═══ Provided material

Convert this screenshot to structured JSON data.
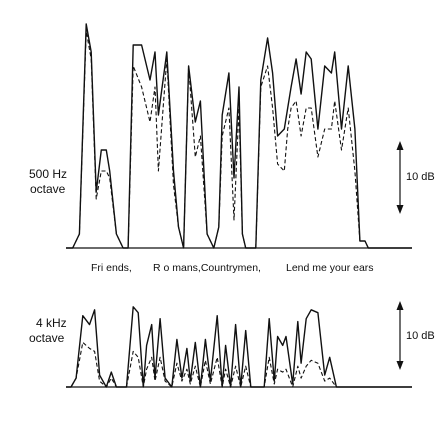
{
  "chart_data": [
    {
      "type": "line",
      "band_label_line1": "500 Hz",
      "band_label_line2": "octave",
      "scale_label": "10 dB",
      "transcript": [
        "Fri ends,",
        "R o mans,Countrymen,",
        "Lend me your ears"
      ],
      "x": [
        0,
        4,
        8,
        12,
        15,
        18,
        21,
        24,
        26,
        30,
        34,
        37,
        40,
        45,
        50,
        53,
        55,
        60,
        64,
        67,
        70,
        73,
        77,
        80,
        84,
        88,
        91,
        93,
        97,
        100,
        103,
        105,
        107,
        110,
        113,
        116,
        120,
        123,
        126,
        130,
        132,
        134,
        137,
        140,
        143,
        146,
        150,
        154,
        158,
        160,
        164,
        168,
        172,
        175,
        178,
        180,
        183,
        186,
        189,
        193,
        196,
        200,
        206
      ],
      "series": [
        {
          "line_style": "solid",
          "values": [
            0,
            0,
            2,
            32,
            28,
            8,
            14,
            14,
            11,
            2,
            0,
            0,
            29,
            29,
            24,
            28,
            19,
            28,
            11,
            3,
            0,
            26,
            18,
            21,
            2,
            0,
            3,
            19,
            25,
            10,
            23,
            2,
            0,
            0,
            0,
            24,
            30,
            25,
            16,
            17,
            20,
            23,
            27,
            22,
            28,
            27,
            17,
            26,
            25,
            28,
            17,
            26,
            17,
            1,
            1,
            0,
            0,
            0,
            0,
            0,
            0,
            0,
            0
          ],
          "color": "#111111"
        },
        {
          "line_style": "dashed",
          "values": [
            0,
            0,
            2,
            31,
            27,
            7,
            11,
            11,
            10,
            2,
            0,
            0,
            26,
            23,
            18,
            23,
            11,
            27,
            9,
            3,
            0,
            26,
            13,
            16,
            2,
            0,
            3,
            16,
            20,
            4,
            20,
            2,
            0,
            0,
            0,
            23,
            26,
            20,
            12,
            11,
            17,
            20,
            21,
            16,
            20,
            20,
            13,
            17,
            17,
            21,
            14,
            20,
            11,
            1,
            1,
            0,
            0,
            0,
            0,
            0,
            0,
            0,
            0
          ],
          "color": "#111111"
        }
      ]
    },
    {
      "type": "line",
      "band_label_line1": "4 kHz",
      "band_label_line2": "octave",
      "scale_label": "10 dB",
      "x": [
        0,
        3,
        6,
        10,
        14,
        17,
        20,
        24,
        27,
        30,
        33,
        36,
        40,
        43,
        46,
        48,
        51,
        53,
        56,
        59,
        63,
        66,
        69,
        72,
        74,
        77,
        80,
        83,
        86,
        90,
        93,
        95,
        98,
        101,
        104,
        107,
        110,
        114,
        118,
        121,
        124,
        126,
        129,
        131,
        135,
        138,
        140,
        143,
        146,
        150,
        154,
        157,
        161,
        164,
        168,
        172,
        175,
        178,
        182,
        186,
        190,
        193,
        196,
        199,
        202,
        206
      ],
      "series": [
        {
          "line_style": "solid",
          "values": [
            0,
            0,
            3,
            24,
            21,
            26,
            4,
            0,
            5,
            0,
            0,
            0,
            27,
            25,
            0,
            14,
            21,
            3,
            23,
            3,
            0,
            16,
            3,
            13,
            2,
            15,
            0,
            16,
            2,
            24,
            0,
            14,
            0,
            21,
            0,
            19,
            0,
            0,
            0,
            23,
            2,
            17,
            14,
            17,
            1,
            22,
            8,
            23,
            26,
            25,
            4,
            10,
            0,
            0,
            0,
            0,
            0,
            0,
            0,
            0,
            0,
            0,
            0,
            0,
            0,
            0
          ],
          "color": "#111111"
        },
        {
          "line_style": "dashed",
          "values": [
            0,
            0,
            3,
            15,
            13,
            12,
            2,
            0,
            3,
            0,
            0,
            0,
            12,
            10,
            0,
            6,
            10,
            2,
            10,
            2,
            0,
            8,
            2,
            6,
            1,
            7,
            0,
            9,
            1,
            10,
            0,
            6,
            0,
            7,
            0,
            7,
            0,
            0,
            0,
            10,
            1,
            6,
            5,
            6,
            0,
            7,
            3,
            7,
            9,
            8,
            2,
            3,
            0,
            0,
            0,
            0,
            0,
            0,
            0,
            0,
            0,
            0,
            0,
            0,
            0,
            0
          ],
          "color": "#111111"
        }
      ]
    }
  ]
}
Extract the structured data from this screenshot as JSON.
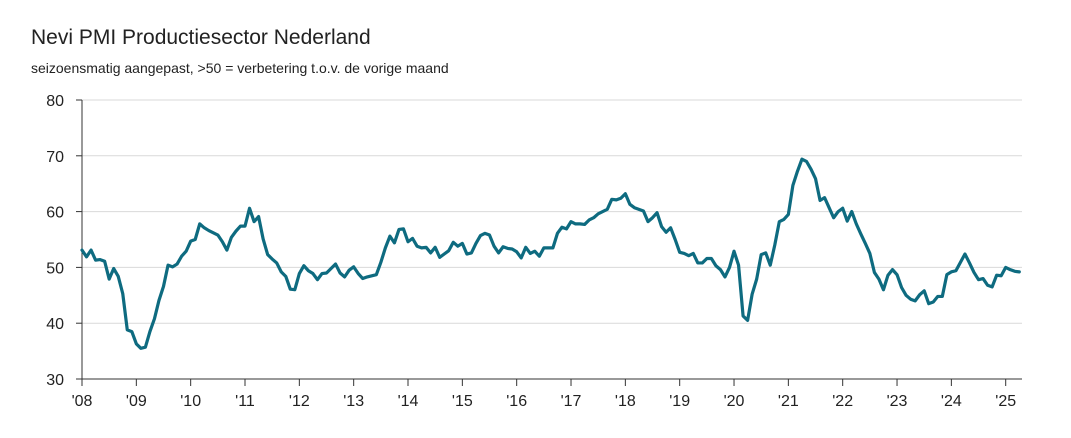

══════

Go through the listing above and write it all out exactly, leaving out any picture.

Reply to the exercise.
Convert this screenshot to structured JSON data.
{
  "chart_data": [
    {
      "type": "line",
      "band_label_line1": "500 Hz",
      "band_label_line2": "octave",
      "scale_label": "10 dB",
      "transcript": [
        "Fri ends,",
        "R o mans,Countrymen,",
        "Lend me your ears"
      ],
      "x": [
        0,
        4,
        8,
        12,
        15,
        18,
        21,
        24,
        26,
        30,
        34,
        37,
        40,
        45,
        50,
        53,
        55,
        60,
        64,
        67,
        70,
        73,
        77,
        80,
        84,
        88,
        91,
        93,
        97,
        100,
        103,
        105,
        107,
        110,
        113,
        116,
        120,
        123,
        126,
        130,
        132,
        134,
        137,
        140,
        143,
        146,
        150,
        154,
        158,
        160,
        164,
        168,
        172,
        175,
        178,
        180,
        183,
        186,
        189,
        193,
        196,
        200,
        206
      ],
      "series": [
        {
          "line_style": "solid",
          "values": [
            0,
            0,
            2,
            32,
            28,
            8,
            14,
            14,
            11,
            2,
            0,
            0,
            29,
            29,
            24,
            28,
            19,
            28,
            11,
            3,
            0,
            26,
            18,
            21,
            2,
            0,
            3,
            19,
            25,
            10,
            23,
            2,
            0,
            0,
            0,
            24,
            30,
            25,
            16,
            17,
            20,
            23,
            27,
            22,
            28,
            27,
            17,
            26,
            25,
            28,
            17,
            26,
            17,
            1,
            1,
            0,
            0,
            0,
            0,
            0,
            0,
            0,
            0
          ],
          "color": "#111111"
        },
        {
          "line_style": "dashed",
          "values": [
            0,
            0,
            2,
            31,
            27,
            7,
            11,
            11,
            10,
            2,
            0,
            0,
            26,
            23,
            18,
            23,
            11,
            27,
            9,
            3,
            0,
            26,
            13,
            16,
            2,
            0,
            3,
            16,
            20,
            4,
            20,
            2,
            0,
            0,
            0,
            23,
            26,
            20,
            12,
            11,
            17,
            20,
            21,
            16,
            20,
            20,
            13,
            17,
            17,
            21,
            14,
            20,
            11,
            1,
            1,
            0,
            0,
            0,
            0,
            0,
            0,
            0,
            0
          ],
          "color": "#111111"
        }
      ]
    },
    {
      "type": "line",
      "band_label_line1": "4 kHz",
      "band_label_line2": "octave",
      "scale_label": "10 dB",
      "x": [
        0,
        3,
        6,
        10,
        14,
        17,
        20,
        24,
        27,
        30,
        33,
        36,
        40,
        43,
        46,
        48,
        51,
        53,
        56,
        59,
        63,
        66,
        69,
        72,
        74,
        77,
        80,
        83,
        86,
        90,
        93,
        95,
        98,
        101,
        104,
        107,
        110,
        114,
        118,
        121,
        124,
        126,
        129,
        131,
        135,
        138,
        140,
        143,
        146,
        150,
        154,
        157,
        161,
        164,
        168,
        172,
        175,
        178,
        182,
        186,
        190,
        193,
        196,
        199,
        202,
        206
      ],
      "series": [
        {
          "line_style": "solid",
          "values": [
            0,
            0,
            3,
            24,
            21,
            26,
            4,
            0,
            5,
            0,
            0,
            0,
            27,
            25,
            0,
            14,
            21,
            3,
            23,
            3,
            0,
            16,
            3,
            13,
            2,
            15,
            0,
            16,
            2,
            24,
            0,
            14,
            0,
            21,
            0,
            19,
            0,
            0,
            0,
            23,
            2,
            17,
            14,
            17,
            1,
            22,
            8,
            23,
            26,
            25,
            4,
            10,
            0,
            0,
            0,
            0,
            0,
            0,
            0,
            0,
            0,
            0,
            0,
            0,
            0,
            0
          ],
          "color": "#111111"
        },
        {
          "line_style": "dashed",
          "values": [
            0,
            0,
            3,
            15,
            13,
            12,
            2,
            0,
            3,
            0,
            0,
            0,
            12,
            10,
            0,
            6,
            10,
            2,
            10,
            2,
            0,
            8,
            2,
            6,
            1,
            7,
            0,
            9,
            1,
            10,
            0,
            6,
            0,
            7,
            0,
            7,
            0,
            0,
            0,
            10,
            1,
            6,
            5,
            6,
            0,
            7,
            3,
            7,
            9,
            8,
            2,
            3,
            0,
            0,
            0,
            0,
            0,
            0,
            0,
            0,
            0,
            0,
            0,
            0,
            0,
            0
          ],
          "color": "#111111"
        }
      ]
    }
  ]
}
Extract the structured data from this screenshot as JSON.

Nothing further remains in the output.